Dataset records:
━━━━━━━━
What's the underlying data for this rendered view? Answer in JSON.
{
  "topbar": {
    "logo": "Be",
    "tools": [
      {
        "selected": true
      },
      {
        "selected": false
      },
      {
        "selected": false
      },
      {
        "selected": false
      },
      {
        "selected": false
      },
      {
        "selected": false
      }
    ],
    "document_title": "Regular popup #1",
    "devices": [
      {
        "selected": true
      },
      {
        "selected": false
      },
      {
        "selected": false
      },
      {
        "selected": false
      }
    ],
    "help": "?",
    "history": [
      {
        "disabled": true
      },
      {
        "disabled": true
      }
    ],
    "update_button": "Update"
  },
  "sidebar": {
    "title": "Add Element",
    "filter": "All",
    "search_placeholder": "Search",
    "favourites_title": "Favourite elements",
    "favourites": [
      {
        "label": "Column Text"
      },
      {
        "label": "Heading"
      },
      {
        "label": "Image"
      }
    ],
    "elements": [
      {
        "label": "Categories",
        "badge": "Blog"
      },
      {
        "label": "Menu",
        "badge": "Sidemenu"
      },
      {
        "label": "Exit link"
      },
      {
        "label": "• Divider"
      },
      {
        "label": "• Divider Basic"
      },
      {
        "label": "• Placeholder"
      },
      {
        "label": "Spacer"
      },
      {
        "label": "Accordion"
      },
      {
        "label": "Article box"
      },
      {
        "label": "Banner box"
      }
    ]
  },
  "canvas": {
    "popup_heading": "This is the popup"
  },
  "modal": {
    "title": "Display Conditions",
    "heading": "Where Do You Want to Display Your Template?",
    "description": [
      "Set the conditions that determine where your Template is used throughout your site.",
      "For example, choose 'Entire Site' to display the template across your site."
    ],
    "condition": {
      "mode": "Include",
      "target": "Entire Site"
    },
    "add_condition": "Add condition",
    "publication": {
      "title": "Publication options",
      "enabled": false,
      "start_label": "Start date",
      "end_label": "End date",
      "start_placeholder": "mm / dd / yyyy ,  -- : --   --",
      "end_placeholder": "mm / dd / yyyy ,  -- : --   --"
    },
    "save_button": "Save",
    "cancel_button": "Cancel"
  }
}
━━━━━━━━
WHAT NEEDS TO BE DONE:
Take the entries above and copy them out exactly.

WRITTEN ANSWER:
What's the underlying data for this rendered view? Answer in JSON.
{
  "topbar": {
    "logo": "Be",
    "tools": [
      {
        "selected": true
      },
      {
        "selected": false
      },
      {
        "selected": false
      },
      {
        "selected": false
      },
      {
        "selected": false
      },
      {
        "selected": false
      }
    ],
    "document_title": "Regular popup #1",
    "devices": [
      {
        "selected": true
      },
      {
        "selected": false
      },
      {
        "selected": false
      },
      {
        "selected": false
      }
    ],
    "help": "?",
    "history": [
      {
        "disabled": true
      },
      {
        "disabled": true
      }
    ],
    "update_button": "Update"
  },
  "sidebar": {
    "title": "Add Element",
    "filter": "All",
    "search_placeholder": "Search",
    "favourites_title": "Favourite elements",
    "favourites": [
      {
        "label": "Column Text"
      },
      {
        "label": "Heading"
      },
      {
        "label": "Image"
      }
    ],
    "elements": [
      {
        "label": "Categories",
        "badge": "Blog"
      },
      {
        "label": "Menu",
        "badge": "Sidemenu"
      },
      {
        "label": "Exit link"
      },
      {
        "label": "• Divider"
      },
      {
        "label": "• Divider Basic"
      },
      {
        "label": "• Placeholder"
      },
      {
        "label": "Spacer"
      },
      {
        "label": "Accordion"
      },
      {
        "label": "Article box"
      },
      {
        "label": "Banner box"
      }
    ]
  },
  "canvas": {
    "popup_heading": "This is the popup"
  },
  "modal": {
    "title": "Display Conditions",
    "heading": "Where Do You Want to Display Your Template?",
    "description": [
      "Set the conditions that determine where your Template is used throughout your site.",
      "For example, choose 'Entire Site' to display the template across your site."
    ],
    "condition": {
      "mode": "Include",
      "target": "Entire Site"
    },
    "add_condition": "Add condition",
    "publication": {
      "title": "Publication options",
      "enabled": false,
      "start_label": "Start date",
      "end_label": "End date",
      "start_placeholder": "mm / dd / yyyy ,  -- : --   --",
      "end_placeholder": "mm / dd / yyyy ,  -- : --   --"
    },
    "save_button": "Save",
    "cancel_button": "Cancel"
  }
}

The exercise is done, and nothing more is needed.